• The exercise
Give all the lines below again, exactly, with no pictures.

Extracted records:
= = = = =
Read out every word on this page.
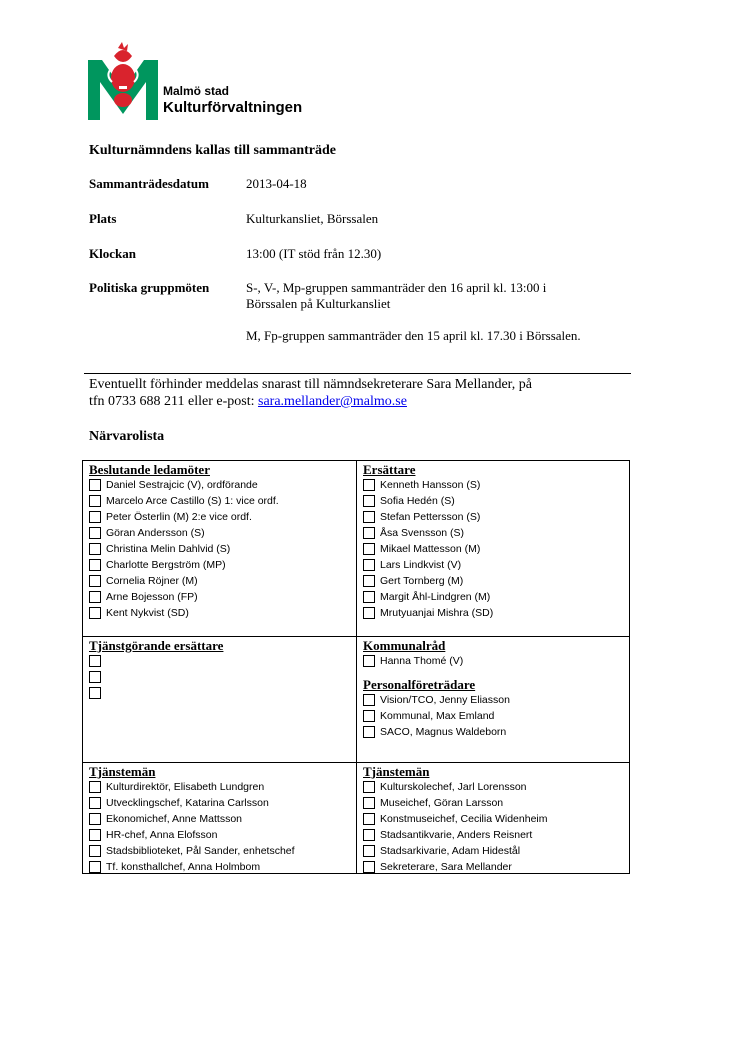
Malmö stad
Kulturförvaltningen
Kulturnämndens kallas till sammanträde
Sammanträdesdatum	2013-04-18
Plats	Kulturkansliet, Börssalen
Klockan	13:00 (IT stöd från 12.30)
Politiska gruppmöten	S-, V-, Mp-gruppen sammanträder den 16 april kl. 13:00 i
Börssalen på Kulturkansliet
M, Fp-gruppen sammanträder den 15 april kl. 17.30 i Börssalen.
Eventuellt förhinder meddelas snarast till nämndsekreterare Sara Mellander, på
tfn 0733 688 211 eller e-post: sara.mellander@malmo.se
Närvarolista
Beslutande ledamöter
Daniel Sestrajcic (V), ordförande
Marcelo Arce Castillo (S) 1: vice ordf.
Peter Österlin (M) 2:e vice ordf.
Göran Andersson (S)
Christina Melin Dahlvid (S)
Charlotte Bergström (MP)
Cornelia Röjner (M)
Arne Bojesson (FP)
Kent Nykvist (SD)
Ersättare
Kenneth Hansson (S)
Sofia Hedén (S)
Stefan Pettersson (S)
Åsa Svensson (S)
Mikael Mattesson (M)
Lars Lindkvist (V)
Gert Tornberg (M)
Margit Åhl-Lindgren (M)
Mrutyuanjai Mishra (SD)
Tjänstgörande ersättare	Kommunalråd
Hanna Thomé (V)
Personalföreträdare
Vision/TCO, Jenny Eliasson
Kommunal, Max Emland
SACO, Magnus Waldeborn
Tjänstemän
Kulturdirektör, Elisabeth Lundgren
Utvecklingschef, Katarina Carlsson
Ekonomichef, Anne Mattsson
HR-chef, Anna Elofsson
Stadsbiblioteket, Pål Sander, enhetschef
Tf. konsthallchef, Anna Holmbom
Tjänstemän
Kulturskolechef, Jarl Lorensson
Museichef, Göran Larsson
Konstmuseichef, Cecilia Widenheim
Stadsantikvarie, Anders Reisnert
Stadsarkivarie, Adam Hidestål
Sekreterare, Sara Mellander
= = = = =
• Solution for this task
Read out every word on this page.
Malmö stad
Kulturförvaltningen
Kulturnämndens kallas till sammanträde
Sammanträdesdatum	2013-04-18
Plats	Kulturkansliet, Börssalen
Klockan	13:00 (IT stöd från 12.30)
Politiska gruppmöten	S-, V-, Mp-gruppen sammanträder den 16 april kl. 13:00 i
Börssalen på Kulturkansliet
M, Fp-gruppen sammanträder den 15 april kl. 17.30 i Börssalen.
Eventuellt förhinder meddelas snarast till nämndsekreterare Sara Mellander, på
tfn 0733 688 211 eller e-post: sara.mellander@malmo.se
Närvarolista
Beslutande ledamöter
Daniel Sestrajcic (V), ordförande
Marcelo Arce Castillo (S) 1: vice ordf.
Peter Österlin (M) 2:e vice ordf.
Göran Andersson (S)
Christina Melin Dahlvid (S)
Charlotte Bergström (MP)
Cornelia Röjner (M)
Arne Bojesson (FP)
Kent Nykvist (SD)
Ersättare
Kenneth Hansson (S)
Sofia Hedén (S)
Stefan Pettersson (S)
Åsa Svensson (S)
Mikael Mattesson (M)
Lars Lindkvist (V)
Gert Tornberg (M)
Margit Åhl-Lindgren (M)
Mrutyuanjai Mishra (SD)
Tjänstgörande ersättare	Kommunalråd
Hanna Thomé (V)
Personalföreträdare
Vision/TCO, Jenny Eliasson
Kommunal, Max Emland
SACO, Magnus Waldeborn
Tjänstemän
Kulturdirektör, Elisabeth Lundgren
Utvecklingschef, Katarina Carlsson
Ekonomichef, Anne Mattsson
HR-chef, Anna Elofsson
Stadsbiblioteket, Pål Sander, enhetschef
Tf. konsthallchef, Anna Holmbom
Tjänstemän
Kulturskolechef, Jarl Lorensson
Museichef, Göran Larsson
Konstmuseichef, Cecilia Widenheim
Stadsantikvarie, Anders Reisnert
Stadsarkivarie, Adam Hidestål
Sekreterare, Sara Mellander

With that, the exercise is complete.